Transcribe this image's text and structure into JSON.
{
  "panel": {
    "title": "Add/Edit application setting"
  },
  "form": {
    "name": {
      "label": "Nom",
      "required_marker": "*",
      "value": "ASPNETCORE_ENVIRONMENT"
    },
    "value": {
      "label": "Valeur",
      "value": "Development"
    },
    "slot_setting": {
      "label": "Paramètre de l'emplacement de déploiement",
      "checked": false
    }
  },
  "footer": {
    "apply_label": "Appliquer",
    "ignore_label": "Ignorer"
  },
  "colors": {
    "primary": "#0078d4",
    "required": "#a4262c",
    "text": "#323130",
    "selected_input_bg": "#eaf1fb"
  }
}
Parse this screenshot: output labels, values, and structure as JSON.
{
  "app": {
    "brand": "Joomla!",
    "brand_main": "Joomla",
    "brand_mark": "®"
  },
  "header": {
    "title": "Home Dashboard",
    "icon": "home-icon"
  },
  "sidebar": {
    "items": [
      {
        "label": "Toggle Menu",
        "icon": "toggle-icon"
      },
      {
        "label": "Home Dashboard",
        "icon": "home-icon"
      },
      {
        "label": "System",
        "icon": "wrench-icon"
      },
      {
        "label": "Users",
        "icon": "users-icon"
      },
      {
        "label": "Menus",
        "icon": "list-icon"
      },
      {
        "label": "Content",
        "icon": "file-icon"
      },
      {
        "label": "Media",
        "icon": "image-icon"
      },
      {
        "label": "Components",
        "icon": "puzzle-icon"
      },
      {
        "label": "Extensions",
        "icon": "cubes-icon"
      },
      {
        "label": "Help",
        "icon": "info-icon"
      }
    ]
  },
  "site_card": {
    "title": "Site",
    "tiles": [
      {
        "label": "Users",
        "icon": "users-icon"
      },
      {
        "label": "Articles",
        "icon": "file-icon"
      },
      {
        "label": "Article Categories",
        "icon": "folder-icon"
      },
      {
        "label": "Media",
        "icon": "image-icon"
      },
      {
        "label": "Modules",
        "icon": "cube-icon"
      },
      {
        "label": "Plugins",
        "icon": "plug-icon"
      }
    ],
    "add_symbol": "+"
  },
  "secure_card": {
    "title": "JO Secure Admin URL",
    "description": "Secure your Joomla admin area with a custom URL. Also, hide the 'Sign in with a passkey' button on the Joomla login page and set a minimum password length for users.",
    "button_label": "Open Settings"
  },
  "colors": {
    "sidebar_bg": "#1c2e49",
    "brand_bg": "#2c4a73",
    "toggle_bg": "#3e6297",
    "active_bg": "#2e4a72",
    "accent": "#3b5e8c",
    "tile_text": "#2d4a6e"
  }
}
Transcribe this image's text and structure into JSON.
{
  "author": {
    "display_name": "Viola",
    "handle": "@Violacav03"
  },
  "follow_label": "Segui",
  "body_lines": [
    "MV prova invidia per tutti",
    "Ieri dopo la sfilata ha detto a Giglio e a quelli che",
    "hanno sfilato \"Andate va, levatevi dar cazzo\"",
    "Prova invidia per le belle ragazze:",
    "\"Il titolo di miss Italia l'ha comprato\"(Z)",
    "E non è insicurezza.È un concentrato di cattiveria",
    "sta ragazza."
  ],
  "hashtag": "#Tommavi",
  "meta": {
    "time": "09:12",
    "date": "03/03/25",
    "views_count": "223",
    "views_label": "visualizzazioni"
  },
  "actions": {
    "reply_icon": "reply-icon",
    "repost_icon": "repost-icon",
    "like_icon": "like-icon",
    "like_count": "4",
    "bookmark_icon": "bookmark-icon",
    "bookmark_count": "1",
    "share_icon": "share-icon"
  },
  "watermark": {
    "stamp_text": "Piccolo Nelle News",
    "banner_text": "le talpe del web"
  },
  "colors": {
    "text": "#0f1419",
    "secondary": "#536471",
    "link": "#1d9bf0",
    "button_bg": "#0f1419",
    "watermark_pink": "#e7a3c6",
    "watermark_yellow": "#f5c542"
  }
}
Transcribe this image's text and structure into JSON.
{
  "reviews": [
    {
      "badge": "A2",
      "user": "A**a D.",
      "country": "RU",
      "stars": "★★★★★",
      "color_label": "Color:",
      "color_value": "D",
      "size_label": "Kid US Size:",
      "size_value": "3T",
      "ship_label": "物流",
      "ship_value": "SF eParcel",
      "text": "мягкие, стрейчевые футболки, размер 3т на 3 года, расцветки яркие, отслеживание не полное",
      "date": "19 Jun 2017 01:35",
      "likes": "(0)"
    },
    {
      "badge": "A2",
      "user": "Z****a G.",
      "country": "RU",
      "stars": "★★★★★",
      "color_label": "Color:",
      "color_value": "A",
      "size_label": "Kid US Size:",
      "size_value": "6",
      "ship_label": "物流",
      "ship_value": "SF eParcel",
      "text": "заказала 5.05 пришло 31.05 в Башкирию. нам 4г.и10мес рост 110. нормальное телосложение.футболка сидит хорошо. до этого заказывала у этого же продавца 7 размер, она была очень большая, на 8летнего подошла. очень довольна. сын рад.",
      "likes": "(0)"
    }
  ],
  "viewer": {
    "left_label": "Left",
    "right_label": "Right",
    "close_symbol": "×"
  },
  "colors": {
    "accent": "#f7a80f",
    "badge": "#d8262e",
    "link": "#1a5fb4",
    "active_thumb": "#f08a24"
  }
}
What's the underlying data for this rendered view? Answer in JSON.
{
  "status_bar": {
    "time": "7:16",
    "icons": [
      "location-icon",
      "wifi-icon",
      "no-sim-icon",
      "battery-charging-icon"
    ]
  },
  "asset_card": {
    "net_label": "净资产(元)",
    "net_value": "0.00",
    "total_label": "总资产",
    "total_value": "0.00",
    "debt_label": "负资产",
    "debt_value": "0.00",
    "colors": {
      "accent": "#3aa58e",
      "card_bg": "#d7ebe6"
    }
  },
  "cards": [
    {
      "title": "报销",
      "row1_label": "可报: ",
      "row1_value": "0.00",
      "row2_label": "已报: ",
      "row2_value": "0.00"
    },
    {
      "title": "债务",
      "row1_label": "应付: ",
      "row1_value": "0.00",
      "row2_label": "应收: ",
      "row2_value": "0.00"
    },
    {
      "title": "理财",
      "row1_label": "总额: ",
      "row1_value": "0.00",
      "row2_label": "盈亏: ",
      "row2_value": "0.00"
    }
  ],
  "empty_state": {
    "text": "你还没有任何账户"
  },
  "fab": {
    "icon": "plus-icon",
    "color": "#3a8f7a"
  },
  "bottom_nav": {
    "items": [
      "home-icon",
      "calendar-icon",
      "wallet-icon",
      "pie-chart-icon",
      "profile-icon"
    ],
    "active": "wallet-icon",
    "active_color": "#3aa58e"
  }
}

::::

▶ DO THIS:
Repeat the data in its entirety, character for character.

▶ RESULT:
Transcribe this image's text and structure into JSON.
{
  "panel": {
    "title": "Add/Edit application setting"
  },
  "form": {
    "name": {
      "label": "Nom",
      "required_marker": "*",
      "value": "ASPNETCORE_ENVIRONMENT"
    },
    "value": {
      "label": "Valeur",
      "value": "Development"
    },
    "slot_setting": {
      "label": "Paramètre de l'emplacement de déploiement",
      "checked": false
    }
  },
  "footer": {
    "apply_label": "Appliquer",
    "ignore_label": "Ignorer"
  },
  "colors": {
    "primary": "#0078d4",
    "required": "#a4262c",
    "text": "#323130",
    "selected_input_bg": "#eaf1fb"
  }
}
Parse this screenshot: output labels, values, and structure as JSON.
{
  "app": {
    "brand": "Joomla!",
    "brand_main": "Joomla",
    "brand_mark": "®"
  },
  "header": {
    "title": "Home Dashboard",
    "icon": "home-icon"
  },
  "sidebar": {
    "items": [
      {
        "label": "Toggle Menu",
        "icon": "toggle-icon"
      },
      {
        "label": "Home Dashboard",
        "icon": "home-icon"
      },
      {
        "label": "System",
        "icon": "wrench-icon"
      },
      {
        "label": "Users",
        "icon": "users-icon"
      },
      {
        "label": "Menus",
        "icon": "list-icon"
      },
      {
        "label": "Content",
        "icon": "file-icon"
      },
      {
        "label": "Media",
        "icon": "image-icon"
      },
      {
        "label": "Components",
        "icon": "puzzle-icon"
      },
      {
        "label": "Extensions",
        "icon": "cubes-icon"
      },
      {
        "label": "Help",
        "icon": "info-icon"
      }
    ]
  },
  "site_card": {
    "title": "Site",
    "tiles": [
      {
        "label": "Users",
        "icon": "users-icon"
      },
      {
        "label": "Articles",
        "icon": "file-icon"
      },
      {
        "label": "Article Categories",
        "icon": "folder-icon"
      },
      {
        "label": "Media",
        "icon": "image-icon"
      },
      {
        "label": "Modules",
        "icon": "cube-icon"
      },
      {
        "label": "Plugins",
        "icon": "plug-icon"
      }
    ],
    "add_symbol": "+"
  },
  "secure_card": {
    "title": "JO Secure Admin URL",
    "description": "Secure your Joomla admin area with a custom URL. Also, hide the 'Sign in with a passkey' button on the Joomla login page and set a minimum password length for users.",
    "button_label": "Open Settings"
  },
  "colors": {
    "sidebar_bg": "#1c2e49",
    "brand_bg": "#2c4a73",
    "toggle_bg": "#3e6297",
    "active_bg": "#2e4a72",
    "accent": "#3b5e8c",
    "tile_text": "#2d4a6e"
  }
}
Transcribe this image's text and structure into JSON.
{
  "author": {
    "display_name": "Viola",
    "handle": "@Violacav03"
  },
  "follow_label": "Segui",
  "body_lines": [
    "MV prova invidia per tutti",
    "Ieri dopo la sfilata ha detto a Giglio e a quelli che",
    "hanno sfilato \"Andate va, levatevi dar cazzo\"",
    "Prova invidia per le belle ragazze:",
    "\"Il titolo di miss Italia l'ha comprato\"(Z)",
    "E non è insicurezza.È un concentrato di cattiveria",
    "sta ragazza."
  ],
  "hashtag": "#Tommavi",
  "meta": {
    "time": "09:12",
    "date": "03/03/25",
    "views_count": "223",
    "views_label": "visualizzazioni"
  },
  "actions": {
    "reply_icon": "reply-icon",
    "repost_icon": "repost-icon",
    "like_icon": "like-icon",
    "like_count": "4",
    "bookmark_icon": "bookmark-icon",
    "bookmark_count": "1",
    "share_icon": "share-icon"
  },
  "watermark": {
    "stamp_text": "Piccolo Nelle News",
    "banner_text": "le talpe del web"
  },
  "colors": {
    "text": "#0f1419",
    "secondary": "#536471",
    "link": "#1d9bf0",
    "button_bg": "#0f1419",
    "watermark_pink": "#e7a3c6",
    "watermark_yellow": "#f5c542"
  }
}
Transcribe this image's text and structure into JSON.
{
  "reviews": [
    {
      "badge": "A2",
      "user": "A**a D.",
      "country": "RU",
      "stars": "★★★★★",
      "color_label": "Color:",
      "color_value": "D",
      "size_label": "Kid US Size:",
      "size_value": "3T",
      "ship_label": "物流",
      "ship_value": "SF eParcel",
      "text": "мягкие, стрейчевые футболки, размер 3т на 3 года, расцветки яркие, отслеживание не полное",
      "date": "19 Jun 2017 01:35",
      "likes": "(0)"
    },
    {
      "badge": "A2",
      "user": "Z****a G.",
      "country": "RU",
      "stars": "★★★★★",
      "color_label": "Color:",
      "color_value": "A",
      "size_label": "Kid US Size:",
      "size_value": "6",
      "ship_label": "物流",
      "ship_value": "SF eParcel",
      "text": "заказала 5.05 пришло 31.05 в Башкирию. нам 4г.и10мес рост 110. нормальное телосложение.футболка сидит хорошо. до этого заказывала у этого же продавца 7 размер, она была очень большая, на 8летнего подошла. очень довольна. сын рад.",
      "likes": "(0)"
    }
  ],
  "viewer": {
    "left_label": "Left",
    "right_label": "Right",
    "close_symbol": "×"
  },
  "colors": {
    "accent": "#f7a80f",
    "badge": "#d8262e",
    "link": "#1a5fb4",
    "active_thumb": "#f08a24"
  }
}
What's the underlying data for this rendered view? Answer in JSON.
{
  "status_bar": {
    "time": "7:16",
    "icons": [
      "location-icon",
      "wifi-icon",
      "no-sim-icon",
      "battery-charging-icon"
    ]
  },
  "asset_card": {
    "net_label": "净资产(元)",
    "net_value": "0.00",
    "total_label": "总资产",
    "total_value": "0.00",
    "debt_label": "负资产",
    "debt_value": "0.00",
    "colors": {
      "accent": "#3aa58e",
      "card_bg": "#d7ebe6"
    }
  },
  "cards": [
    {
      "title": "报销",
      "row1_label": "可报: ",
      "row1_value": "0.00",
      "row2_label": "已报: ",
      "row2_value": "0.00"
    },
    {
      "title": "债务",
      "row1_label": "应付: ",
      "row1_value": "0.00",
      "row2_label": "应收: ",
      "row2_value": "0.00"
    },
    {
      "title": "理财",
      "row1_label": "总额: ",
      "row1_value": "0.00",
      "row2_label": "盈亏: ",
      "row2_value": "0.00"
    }
  ],
  "empty_state": {
    "text": "你还没有任何账户"
  },
  "fab": {
    "icon": "plus-icon",
    "color": "#3a8f7a"
  },
  "bottom_nav": {
    "items": [
      "home-icon",
      "calendar-icon",
      "wallet-icon",
      "pie-chart-icon",
      "profile-icon"
    ],
    "active": "wallet-icon",
    "active_color": "#3aa58e"
  }
}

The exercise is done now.